◆ **Task prompt**
Output the entries verbatim, including every line.

★ ★ ★ ★ ★ ★ ★

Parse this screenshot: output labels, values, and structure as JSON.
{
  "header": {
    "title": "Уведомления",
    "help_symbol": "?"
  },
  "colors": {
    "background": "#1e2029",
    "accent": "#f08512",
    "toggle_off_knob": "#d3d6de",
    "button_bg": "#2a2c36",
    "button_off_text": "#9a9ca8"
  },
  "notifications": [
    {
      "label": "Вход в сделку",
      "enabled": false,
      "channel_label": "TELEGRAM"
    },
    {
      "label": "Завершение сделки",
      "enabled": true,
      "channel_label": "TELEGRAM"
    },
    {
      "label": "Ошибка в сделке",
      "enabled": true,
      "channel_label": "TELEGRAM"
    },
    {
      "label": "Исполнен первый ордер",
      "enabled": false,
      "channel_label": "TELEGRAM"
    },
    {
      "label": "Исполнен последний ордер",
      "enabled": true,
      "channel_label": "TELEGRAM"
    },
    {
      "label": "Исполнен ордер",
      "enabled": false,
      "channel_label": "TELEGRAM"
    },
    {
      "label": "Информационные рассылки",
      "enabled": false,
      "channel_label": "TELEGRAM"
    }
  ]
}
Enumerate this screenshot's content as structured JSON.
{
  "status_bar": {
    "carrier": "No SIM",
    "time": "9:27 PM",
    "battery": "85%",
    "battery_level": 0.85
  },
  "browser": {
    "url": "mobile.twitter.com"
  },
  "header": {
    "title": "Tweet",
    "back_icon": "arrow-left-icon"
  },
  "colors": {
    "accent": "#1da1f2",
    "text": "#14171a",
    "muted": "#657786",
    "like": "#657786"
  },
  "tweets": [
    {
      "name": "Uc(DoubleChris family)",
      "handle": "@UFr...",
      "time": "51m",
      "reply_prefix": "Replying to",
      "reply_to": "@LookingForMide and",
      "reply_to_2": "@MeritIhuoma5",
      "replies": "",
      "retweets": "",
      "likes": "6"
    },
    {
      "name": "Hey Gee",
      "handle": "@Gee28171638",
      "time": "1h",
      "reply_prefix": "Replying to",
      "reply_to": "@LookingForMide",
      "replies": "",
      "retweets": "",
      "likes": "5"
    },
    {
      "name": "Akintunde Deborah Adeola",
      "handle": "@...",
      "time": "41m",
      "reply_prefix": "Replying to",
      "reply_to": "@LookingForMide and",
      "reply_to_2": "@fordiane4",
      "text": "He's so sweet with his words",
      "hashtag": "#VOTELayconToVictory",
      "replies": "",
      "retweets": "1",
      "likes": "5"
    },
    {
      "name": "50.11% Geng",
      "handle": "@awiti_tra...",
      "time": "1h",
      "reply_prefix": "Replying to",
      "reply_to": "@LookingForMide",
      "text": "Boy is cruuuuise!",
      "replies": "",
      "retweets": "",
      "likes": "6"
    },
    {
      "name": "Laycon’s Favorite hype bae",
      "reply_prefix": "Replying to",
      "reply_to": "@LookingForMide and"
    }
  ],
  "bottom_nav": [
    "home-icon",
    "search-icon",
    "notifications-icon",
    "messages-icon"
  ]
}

★ ★ ★ ★ ★ ★ ★

◆ **Output for this task**
Parse this screenshot: output labels, values, and structure as JSON.
{
  "header": {
    "title": "Уведомления",
    "help_symbol": "?"
  },
  "colors": {
    "background": "#1e2029",
    "accent": "#f08512",
    "toggle_off_knob": "#d3d6de",
    "button_bg": "#2a2c36",
    "button_off_text": "#9a9ca8"
  },
  "notifications": [
    {
      "label": "Вход в сделку",
      "enabled": false,
      "channel_label": "TELEGRAM"
    },
    {
      "label": "Завершение сделки",
      "enabled": true,
      "channel_label": "TELEGRAM"
    },
    {
      "label": "Ошибка в сделке",
      "enabled": true,
      "channel_label": "TELEGRAM"
    },
    {
      "label": "Исполнен первый ордер",
      "enabled": false,
      "channel_label": "TELEGRAM"
    },
    {
      "label": "Исполнен последний ордер",
      "enabled": true,
      "channel_label": "TELEGRAM"
    },
    {
      "label": "Исполнен ордер",
      "enabled": false,
      "channel_label": "TELEGRAM"
    },
    {
      "label": "Информационные рассылки",
      "enabled": false,
      "channel_label": "TELEGRAM"
    }
  ]
}
Enumerate this screenshot's content as structured JSON.
{
  "status_bar": {
    "carrier": "No SIM",
    "time": "9:27 PM",
    "battery": "85%",
    "battery_level": 0.85
  },
  "browser": {
    "url": "mobile.twitter.com"
  },
  "header": {
    "title": "Tweet",
    "back_icon": "arrow-left-icon"
  },
  "colors": {
    "accent": "#1da1f2",
    "text": "#14171a",
    "muted": "#657786",
    "like": "#657786"
  },
  "tweets": [
    {
      "name": "Uc(DoubleChris family)",
      "handle": "@UFr...",
      "time": "51m",
      "reply_prefix": "Replying to",
      "reply_to": "@LookingForMide and",
      "reply_to_2": "@MeritIhuoma5",
      "replies": "",
      "retweets": "",
      "likes": "6"
    },
    {
      "name": "Hey Gee",
      "handle": "@Gee28171638",
      "time": "1h",
      "reply_prefix": "Replying to",
      "reply_to": "@LookingForMide",
      "replies": "",
      "retweets": "",
      "likes": "5"
    },
    {
      "name": "Akintunde Deborah Adeola",
      "handle": "@...",
      "time": "41m",
      "reply_prefix": "Replying to",
      "reply_to": "@LookingForMide and",
      "reply_to_2": "@fordiane4",
      "text": "He's so sweet with his words",
      "hashtag": "#VOTELayconToVictory",
      "replies": "",
      "retweets": "1",
      "likes": "5"
    },
    {
      "name": "50.11% Geng",
      "handle": "@awiti_tra...",
      "time": "1h",
      "reply_prefix": "Replying to",
      "reply_to": "@LookingForMide",
      "text": "Boy is cruuuuise!",
      "replies": "",
      "retweets": "",
      "likes": "6"
    },
    {
      "name": "Laycon’s Favorite hype bae",
      "reply_prefix": "Replying to",
      "reply_to": "@LookingForMide and"
    }
  ],
  "bottom_nav": [
    "home-icon",
    "search-icon",
    "notifications-icon",
    "messages-icon"
  ]
}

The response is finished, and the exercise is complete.